Task description -> Starting at the top of the records and ending at the line with "x-tick-label: 2024 <box>653 418 673 461</box>", write those lines out again, swapping "Power" for "Amplitude" and changing nothing else.

***** Supplied data

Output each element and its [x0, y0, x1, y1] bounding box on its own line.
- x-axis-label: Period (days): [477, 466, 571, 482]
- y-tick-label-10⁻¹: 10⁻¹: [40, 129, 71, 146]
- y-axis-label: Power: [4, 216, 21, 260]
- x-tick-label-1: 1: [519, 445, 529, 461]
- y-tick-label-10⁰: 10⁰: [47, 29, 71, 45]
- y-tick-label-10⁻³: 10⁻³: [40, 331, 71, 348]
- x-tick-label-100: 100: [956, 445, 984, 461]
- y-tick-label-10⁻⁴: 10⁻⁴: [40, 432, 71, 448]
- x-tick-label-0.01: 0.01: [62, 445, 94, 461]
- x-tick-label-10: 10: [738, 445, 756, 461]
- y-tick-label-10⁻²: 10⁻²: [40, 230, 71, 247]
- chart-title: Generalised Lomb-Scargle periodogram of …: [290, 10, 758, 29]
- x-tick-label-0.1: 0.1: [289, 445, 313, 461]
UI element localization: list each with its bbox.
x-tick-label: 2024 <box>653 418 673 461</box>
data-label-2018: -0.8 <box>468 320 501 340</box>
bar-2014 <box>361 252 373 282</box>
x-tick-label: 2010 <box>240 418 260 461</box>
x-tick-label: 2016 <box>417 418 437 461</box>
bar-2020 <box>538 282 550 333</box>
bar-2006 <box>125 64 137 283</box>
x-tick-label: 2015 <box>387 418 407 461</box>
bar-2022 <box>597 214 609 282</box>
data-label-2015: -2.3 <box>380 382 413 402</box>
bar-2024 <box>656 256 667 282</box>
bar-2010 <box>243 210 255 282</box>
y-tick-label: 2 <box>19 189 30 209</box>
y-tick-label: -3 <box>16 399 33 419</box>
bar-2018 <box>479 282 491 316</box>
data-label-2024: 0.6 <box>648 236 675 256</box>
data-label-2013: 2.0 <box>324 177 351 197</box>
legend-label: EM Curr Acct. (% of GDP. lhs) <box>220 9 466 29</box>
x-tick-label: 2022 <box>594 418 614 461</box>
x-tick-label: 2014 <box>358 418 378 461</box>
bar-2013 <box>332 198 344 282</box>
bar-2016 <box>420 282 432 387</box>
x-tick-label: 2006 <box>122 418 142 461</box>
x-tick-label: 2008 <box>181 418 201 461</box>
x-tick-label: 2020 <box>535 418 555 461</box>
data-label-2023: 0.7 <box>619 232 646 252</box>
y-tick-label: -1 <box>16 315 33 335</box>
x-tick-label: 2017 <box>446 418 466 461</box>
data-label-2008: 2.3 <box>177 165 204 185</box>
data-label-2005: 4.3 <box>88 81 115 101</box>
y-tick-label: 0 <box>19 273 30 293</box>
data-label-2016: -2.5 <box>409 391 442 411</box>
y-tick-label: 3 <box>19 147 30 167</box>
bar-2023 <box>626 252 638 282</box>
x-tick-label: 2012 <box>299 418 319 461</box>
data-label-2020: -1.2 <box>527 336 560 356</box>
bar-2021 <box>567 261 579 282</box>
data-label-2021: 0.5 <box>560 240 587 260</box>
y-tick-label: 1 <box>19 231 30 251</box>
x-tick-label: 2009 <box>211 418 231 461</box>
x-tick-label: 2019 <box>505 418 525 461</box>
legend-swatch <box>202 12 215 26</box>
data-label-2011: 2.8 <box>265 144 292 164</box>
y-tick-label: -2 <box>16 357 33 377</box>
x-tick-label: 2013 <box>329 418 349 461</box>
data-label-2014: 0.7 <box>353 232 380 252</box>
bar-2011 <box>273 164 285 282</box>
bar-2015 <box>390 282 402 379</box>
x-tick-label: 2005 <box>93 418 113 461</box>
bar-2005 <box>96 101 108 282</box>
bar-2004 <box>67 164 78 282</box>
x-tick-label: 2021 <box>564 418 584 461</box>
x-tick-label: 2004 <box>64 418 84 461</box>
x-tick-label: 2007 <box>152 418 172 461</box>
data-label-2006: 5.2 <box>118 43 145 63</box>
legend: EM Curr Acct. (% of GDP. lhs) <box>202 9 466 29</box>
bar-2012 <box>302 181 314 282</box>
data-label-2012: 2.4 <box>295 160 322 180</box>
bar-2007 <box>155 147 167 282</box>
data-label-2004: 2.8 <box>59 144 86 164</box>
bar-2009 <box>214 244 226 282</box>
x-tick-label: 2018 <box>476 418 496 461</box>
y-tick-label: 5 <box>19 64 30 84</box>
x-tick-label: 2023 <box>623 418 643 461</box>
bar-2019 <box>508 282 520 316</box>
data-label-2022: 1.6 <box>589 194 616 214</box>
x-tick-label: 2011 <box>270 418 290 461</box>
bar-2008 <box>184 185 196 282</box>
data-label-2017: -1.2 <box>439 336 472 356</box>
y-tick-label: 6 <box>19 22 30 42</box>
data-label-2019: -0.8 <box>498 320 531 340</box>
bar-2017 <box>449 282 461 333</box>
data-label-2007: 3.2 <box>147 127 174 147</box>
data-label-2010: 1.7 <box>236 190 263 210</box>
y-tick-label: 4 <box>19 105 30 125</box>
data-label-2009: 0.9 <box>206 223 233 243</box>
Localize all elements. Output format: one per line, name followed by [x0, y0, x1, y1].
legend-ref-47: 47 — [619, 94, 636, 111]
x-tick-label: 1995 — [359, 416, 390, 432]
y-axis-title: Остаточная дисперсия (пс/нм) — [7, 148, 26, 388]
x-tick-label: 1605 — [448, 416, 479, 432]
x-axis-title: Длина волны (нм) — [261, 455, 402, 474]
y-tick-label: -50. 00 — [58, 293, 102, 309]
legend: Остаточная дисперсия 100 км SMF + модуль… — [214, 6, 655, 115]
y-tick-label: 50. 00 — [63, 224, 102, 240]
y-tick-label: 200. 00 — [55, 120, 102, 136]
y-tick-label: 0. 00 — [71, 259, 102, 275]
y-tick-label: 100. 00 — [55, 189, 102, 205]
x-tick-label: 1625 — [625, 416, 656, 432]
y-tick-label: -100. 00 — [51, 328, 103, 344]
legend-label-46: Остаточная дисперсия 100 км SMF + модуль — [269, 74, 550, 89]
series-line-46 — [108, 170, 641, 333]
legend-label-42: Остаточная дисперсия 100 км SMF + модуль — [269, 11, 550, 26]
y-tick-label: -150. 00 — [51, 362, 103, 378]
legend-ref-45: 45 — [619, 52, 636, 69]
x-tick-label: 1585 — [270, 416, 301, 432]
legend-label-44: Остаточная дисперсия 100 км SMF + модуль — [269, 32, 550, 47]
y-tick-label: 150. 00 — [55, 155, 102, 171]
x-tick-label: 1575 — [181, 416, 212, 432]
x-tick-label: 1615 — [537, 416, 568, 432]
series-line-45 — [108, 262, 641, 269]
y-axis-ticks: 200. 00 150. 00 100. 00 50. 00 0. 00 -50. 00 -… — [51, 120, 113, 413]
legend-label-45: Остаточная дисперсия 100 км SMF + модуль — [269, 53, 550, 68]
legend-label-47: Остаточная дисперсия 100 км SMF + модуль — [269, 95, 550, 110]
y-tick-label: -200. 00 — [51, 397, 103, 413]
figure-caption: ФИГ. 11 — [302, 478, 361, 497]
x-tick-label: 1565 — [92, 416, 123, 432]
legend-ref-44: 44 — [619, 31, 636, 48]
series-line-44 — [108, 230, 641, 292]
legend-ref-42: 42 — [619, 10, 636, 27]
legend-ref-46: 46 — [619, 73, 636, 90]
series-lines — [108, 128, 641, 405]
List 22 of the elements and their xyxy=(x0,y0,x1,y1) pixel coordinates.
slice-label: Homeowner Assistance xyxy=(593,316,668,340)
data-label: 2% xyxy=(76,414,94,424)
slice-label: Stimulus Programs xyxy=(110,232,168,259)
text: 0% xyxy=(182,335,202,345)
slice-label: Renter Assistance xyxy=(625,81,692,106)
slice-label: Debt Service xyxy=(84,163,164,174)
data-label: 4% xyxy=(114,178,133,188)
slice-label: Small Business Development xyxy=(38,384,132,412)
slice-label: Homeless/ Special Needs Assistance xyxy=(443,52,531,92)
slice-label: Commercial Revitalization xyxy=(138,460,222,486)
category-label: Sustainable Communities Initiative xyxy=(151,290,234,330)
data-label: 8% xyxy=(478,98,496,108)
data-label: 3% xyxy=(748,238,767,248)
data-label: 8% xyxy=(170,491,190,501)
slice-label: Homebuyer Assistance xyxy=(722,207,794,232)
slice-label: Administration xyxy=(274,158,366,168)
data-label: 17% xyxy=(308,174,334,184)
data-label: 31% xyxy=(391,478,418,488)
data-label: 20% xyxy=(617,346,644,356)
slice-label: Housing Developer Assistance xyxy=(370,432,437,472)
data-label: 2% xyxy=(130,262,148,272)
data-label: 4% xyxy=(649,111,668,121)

**********

Answer to this task ->
Output each element and its [x0, y0, x1, y1] bounding box on its own line.
- x-axis-label: Period (days): [477, 466, 571, 482]
- y-tick-label-10⁻¹: 10⁻¹: [40, 129, 71, 146]
- y-axis-label: Amplitude: [4, 216, 21, 260]
- x-tick-label-1: 1: [519, 445, 529, 461]
- y-tick-label-10⁰: 10⁰: [47, 29, 71, 45]
- y-tick-label-10⁻³: 10⁻³: [40, 331, 71, 348]
- x-tick-label-100: 100: [956, 445, 984, 461]
- y-tick-label-10⁻⁴: 10⁻⁴: [40, 432, 71, 448]
- x-tick-label-0.01: 0.01: [62, 445, 94, 461]
- x-tick-label-10: 10: [738, 445, 756, 461]
- y-tick-label-10⁻²: 10⁻²: [40, 230, 71, 247]
- chart-title: Generalised Lomb-Scargle periodogram of …: [290, 10, 758, 29]
- x-tick-label-0.1: 0.1: [289, 445, 313, 461]
UI element localization: list each with its bbox.
x-tick-label: 2024 <box>653 418 673 461</box>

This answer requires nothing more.